### Records to process

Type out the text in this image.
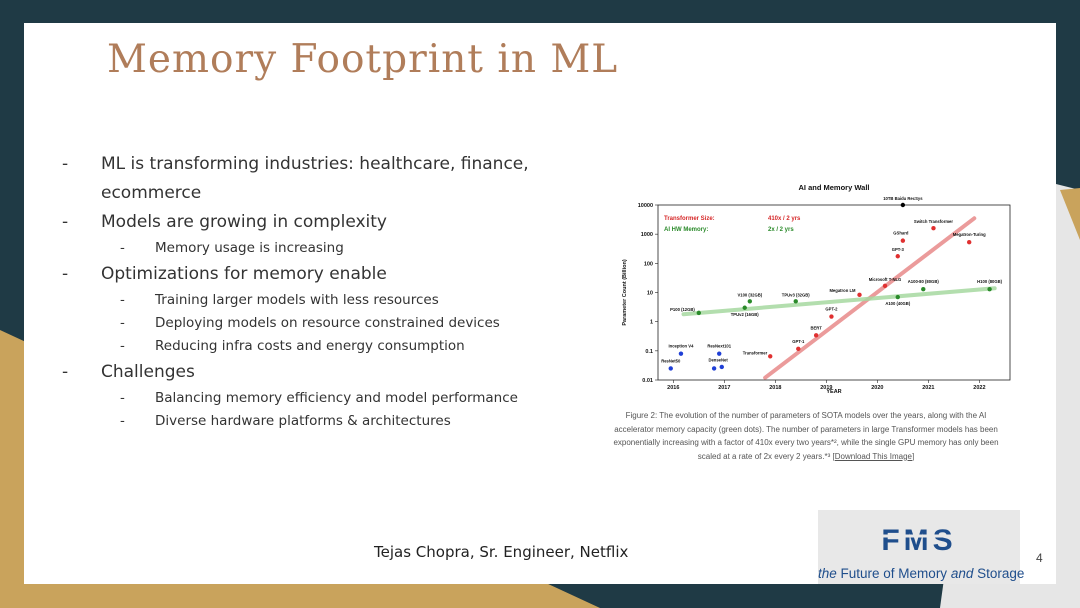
Memory Footprint in ML
- ML is transforming industries: healthcare, finance, ecommerce
- Models are growing in complexity
- Memory usage is increasing
- Optimizations for memory enable
- Training larger models with less resources
- Deploying models on resource constrained devices
- Reducing infra costs and energy consumption
- Challenges
- Balancing memory efficiency and model performance
- Diverse hardware platforms & architectures
AI and Memory Wall
YEAR
Parameter Count (Billion)
0.01
0.1
1
10
100
1000
10000
2016	2017	2018	2019	2020	2021	2022
Transformer Size:	410x / 2 yrs
AI HW Memory:	2x / 2 yrs
Transformer
GPT-1
BERT
GPT-2
Megatron LM
Microsoft T-NLG
GPT-3
GShard
Switch Transformer
Megatron-Turing
P100 (12GB)
TPUv2 (16GB)
V100 (32GB)	TPUv3 (32GB)
A100 (40GB)
A100-80 (80GB)	H100 (80GB)
ResNet50
Inception V4
DenseNet
ResNext101
10TB Baidu RecSys
Figure 2: The evolution of the number of parameters of SOTA models over the years, along with the AI accelerator memory capacity (green dots). The number of parameters in large Transformer models has been exponentially increasing with a factor of 410x every two years*², while the single GPU memory has only been scaled at a rate of 2x every 2 years.*³ [Download This Image]
Tejas Chopra, Sr. Engineer, Netflix	FMS
the Future of Memory and Storage
4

######

_Brief:_
Leave the pictures out and output the rest of the listing exactly.

_Output:_
Type out the text in this image.
Memory Footprint in ML
- ML is transforming industries: healthcare, finance, ecommerce
- Models are growing in complexity
- Memory usage is increasing
- Optimizations for memory enable
- Training larger models with less resources
- Deploying models on resource constrained devices
- Reducing infra costs and energy consumption
- Challenges
- Balancing memory efficiency and model performance
- Diverse hardware platforms & architectures
AI and Memory Wall
YEAR
Parameter Count (Billion)
0.01
0.1
1
10
100
1000
10000
2016	2017	2018	2019	2020	2021	2022
Transformer Size:	410x / 2 yrs
AI HW Memory:	2x / 2 yrs
Transformer
GPT-1
BERT
GPT-2
Megatron LM
Microsoft T-NLG
GPT-3
GShard
Switch Transformer
Megatron-Turing
P100 (12GB)
TPUv2 (16GB)
V100 (32GB)	TPUv3 (32GB)
A100 (40GB)
A100-80 (80GB)	H100 (80GB)
ResNet50
Inception V4
DenseNet
ResNext101
10TB Baidu RecSys
Figure 2: The evolution of the number of parameters of SOTA models over the years, along with the AI accelerator memory capacity (green dots). The number of parameters in large Transformer models has been exponentially increasing with a factor of 410x every two years*², while the single GPU memory has only been scaled at a rate of 2x every 2 years.*³ [Download This Image]
Tejas Chopra, Sr. Engineer, Netflix	FMS
the Future of Memory and Storage
4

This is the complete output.